#### [Do this]
Repeat every line exactly, keeping the pictures out of the copy.

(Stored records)
Begin

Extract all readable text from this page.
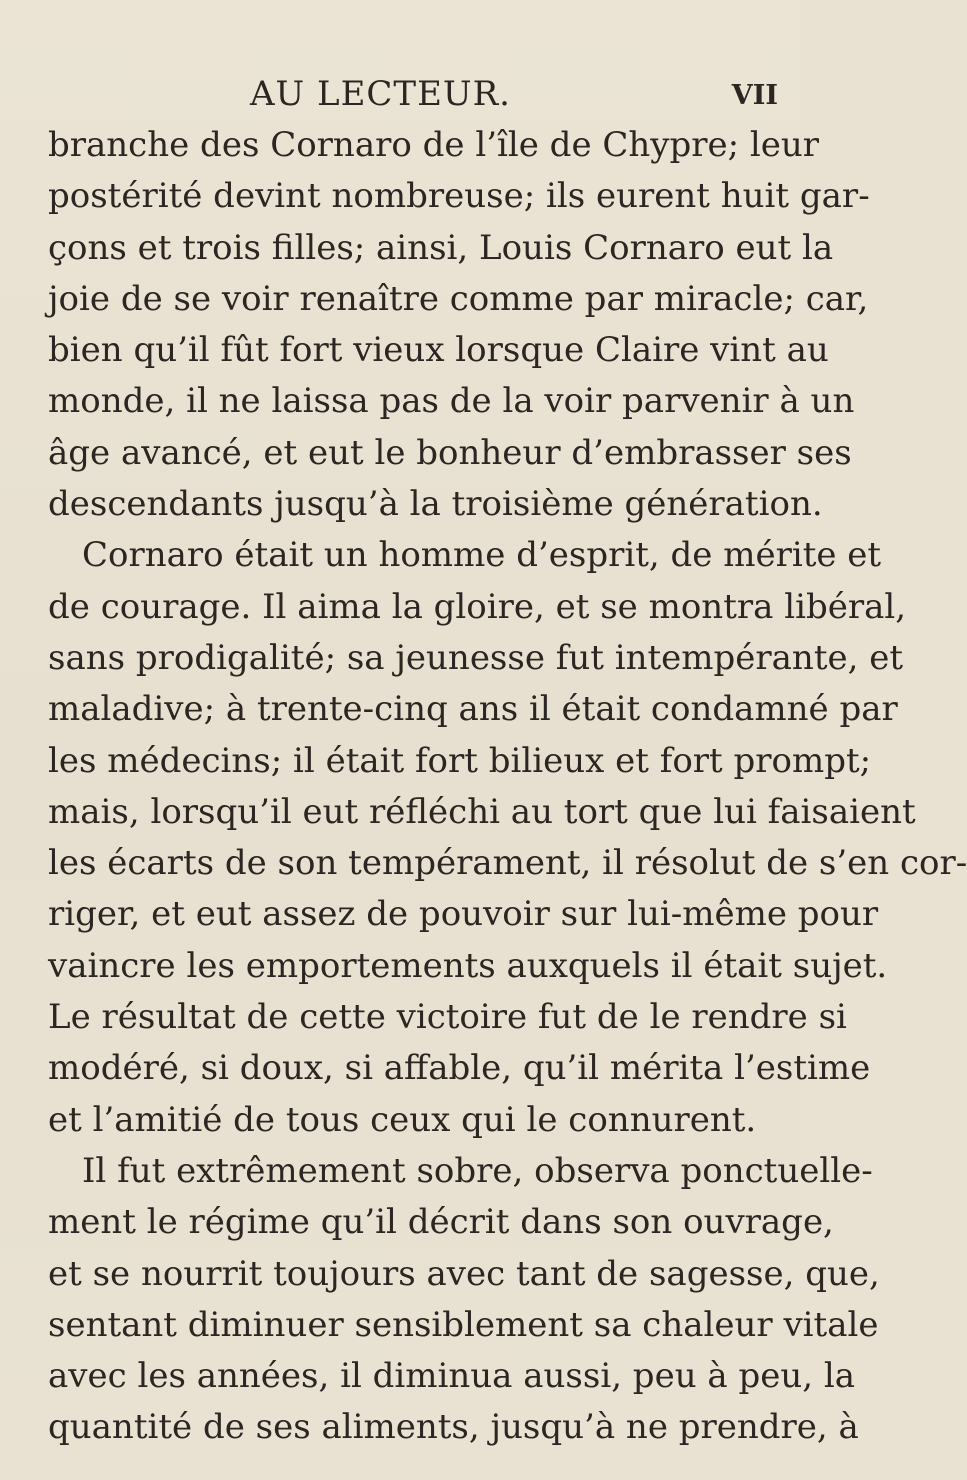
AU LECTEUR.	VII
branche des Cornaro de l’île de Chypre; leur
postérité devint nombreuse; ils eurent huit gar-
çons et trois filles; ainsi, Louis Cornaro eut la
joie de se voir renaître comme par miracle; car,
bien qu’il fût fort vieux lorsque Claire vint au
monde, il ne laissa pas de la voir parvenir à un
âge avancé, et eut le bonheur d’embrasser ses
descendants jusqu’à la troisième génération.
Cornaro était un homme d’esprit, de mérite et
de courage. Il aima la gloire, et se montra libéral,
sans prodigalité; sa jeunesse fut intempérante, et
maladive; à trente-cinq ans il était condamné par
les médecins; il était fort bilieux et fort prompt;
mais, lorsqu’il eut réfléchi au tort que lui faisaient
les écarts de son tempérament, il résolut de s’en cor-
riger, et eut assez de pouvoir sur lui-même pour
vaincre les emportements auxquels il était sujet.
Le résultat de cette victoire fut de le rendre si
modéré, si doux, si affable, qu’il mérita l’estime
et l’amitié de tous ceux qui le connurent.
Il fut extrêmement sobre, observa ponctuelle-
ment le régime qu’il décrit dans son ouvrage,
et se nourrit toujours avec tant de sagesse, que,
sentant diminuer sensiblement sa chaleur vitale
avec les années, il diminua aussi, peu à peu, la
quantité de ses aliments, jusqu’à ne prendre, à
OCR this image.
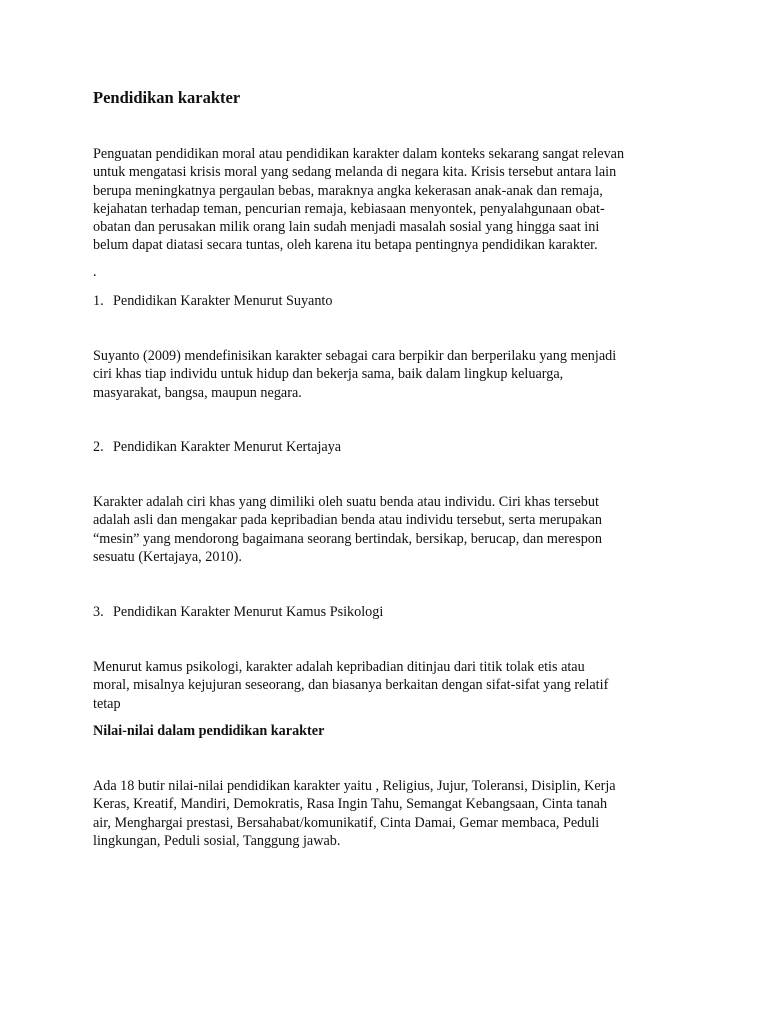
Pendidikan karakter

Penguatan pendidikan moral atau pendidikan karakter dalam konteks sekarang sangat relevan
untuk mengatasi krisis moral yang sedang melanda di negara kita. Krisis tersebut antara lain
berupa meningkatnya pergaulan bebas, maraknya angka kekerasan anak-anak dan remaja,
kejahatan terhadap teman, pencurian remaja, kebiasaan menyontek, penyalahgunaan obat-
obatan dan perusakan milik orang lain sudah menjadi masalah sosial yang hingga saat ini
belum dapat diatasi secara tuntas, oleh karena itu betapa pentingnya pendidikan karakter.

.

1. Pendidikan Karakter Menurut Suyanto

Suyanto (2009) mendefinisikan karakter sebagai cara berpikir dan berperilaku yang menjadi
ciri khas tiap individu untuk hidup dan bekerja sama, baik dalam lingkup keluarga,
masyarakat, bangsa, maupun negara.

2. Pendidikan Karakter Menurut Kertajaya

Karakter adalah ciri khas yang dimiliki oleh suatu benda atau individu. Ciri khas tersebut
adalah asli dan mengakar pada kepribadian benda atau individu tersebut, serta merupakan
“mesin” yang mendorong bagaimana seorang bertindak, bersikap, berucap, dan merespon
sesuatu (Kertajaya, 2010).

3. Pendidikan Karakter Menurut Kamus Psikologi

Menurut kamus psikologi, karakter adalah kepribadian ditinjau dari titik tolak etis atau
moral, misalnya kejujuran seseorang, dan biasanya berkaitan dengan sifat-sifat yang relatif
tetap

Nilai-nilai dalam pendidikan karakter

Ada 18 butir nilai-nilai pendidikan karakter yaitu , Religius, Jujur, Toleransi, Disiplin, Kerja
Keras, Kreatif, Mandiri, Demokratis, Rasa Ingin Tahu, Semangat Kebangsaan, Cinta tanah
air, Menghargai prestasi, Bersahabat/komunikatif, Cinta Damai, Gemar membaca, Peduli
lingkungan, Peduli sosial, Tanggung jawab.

End

#### [Written response]
Extract all readable text from this page.
AU LECTEUR.	VII
branche des Cornaro de l’île de Chypre; leur
postérité devint nombreuse; ils eurent huit gar-
çons et trois filles; ainsi, Louis Cornaro eut la
joie de se voir renaître comme par miracle; car,
bien qu’il fût fort vieux lorsque Claire vint au
monde, il ne laissa pas de la voir parvenir à un
âge avancé, et eut le bonheur d’embrasser ses
descendants jusqu’à la troisième génération.
Cornaro était un homme d’esprit, de mérite et
de courage. Il aima la gloire, et se montra libéral,
sans prodigalité; sa jeunesse fut intempérante, et
maladive; à trente-cinq ans il était condamné par
les médecins; il était fort bilieux et fort prompt;
mais, lorsqu’il eut réfléchi au tort que lui faisaient
les écarts de son tempérament, il résolut de s’en cor-
riger, et eut assez de pouvoir sur lui-même pour
vaincre les emportements auxquels il était sujet.
Le résultat de cette victoire fut de le rendre si
modéré, si doux, si affable, qu’il mérita l’estime
et l’amitié de tous ceux qui le connurent.
Il fut extrêmement sobre, observa ponctuelle-
ment le régime qu’il décrit dans son ouvrage,
et se nourrit toujours avec tant de sagesse, que,
sentant diminuer sensiblement sa chaleur vitale
avec les années, il diminua aussi, peu à peu, la
quantité de ses aliments, jusqu’à ne prendre, à
OCR this image.
Pendidikan karakter

Penguatan pendidikan moral atau pendidikan karakter dalam konteks sekarang sangat relevan
untuk mengatasi krisis moral yang sedang melanda di negara kita. Krisis tersebut antara lain
berupa meningkatnya pergaulan bebas, maraknya angka kekerasan anak-anak dan remaja,
kejahatan terhadap teman, pencurian remaja, kebiasaan menyontek, penyalahgunaan obat-
obatan dan perusakan milik orang lain sudah menjadi masalah sosial yang hingga saat ini
belum dapat diatasi secara tuntas, oleh karena itu betapa pentingnya pendidikan karakter.

.

1. Pendidikan Karakter Menurut Suyanto

Suyanto (2009) mendefinisikan karakter sebagai cara berpikir dan berperilaku yang menjadi
ciri khas tiap individu untuk hidup dan bekerja sama, baik dalam lingkup keluarga,
masyarakat, bangsa, maupun negara.

2. Pendidikan Karakter Menurut Kertajaya

Karakter adalah ciri khas yang dimiliki oleh suatu benda atau individu. Ciri khas tersebut
adalah asli dan mengakar pada kepribadian benda atau individu tersebut, serta merupakan
“mesin” yang mendorong bagaimana seorang bertindak, bersikap, berucap, dan merespon
sesuatu (Kertajaya, 2010).

3. Pendidikan Karakter Menurut Kamus Psikologi

Menurut kamus psikologi, karakter adalah kepribadian ditinjau dari titik tolak etis atau
moral, misalnya kejujuran seseorang, dan biasanya berkaitan dengan sifat-sifat yang relatif
tetap

Nilai-nilai dalam pendidikan karakter

Ada 18 butir nilai-nilai pendidikan karakter yaitu , Religius, Jujur, Toleransi, Disiplin, Kerja
Keras, Kreatif, Mandiri, Demokratis, Rasa Ingin Tahu, Semangat Kebangsaan, Cinta tanah
air, Menghargai prestasi, Bersahabat/komunikatif, Cinta Damai, Gemar membaca, Peduli
lingkungan, Peduli sosial, Tanggung jawab.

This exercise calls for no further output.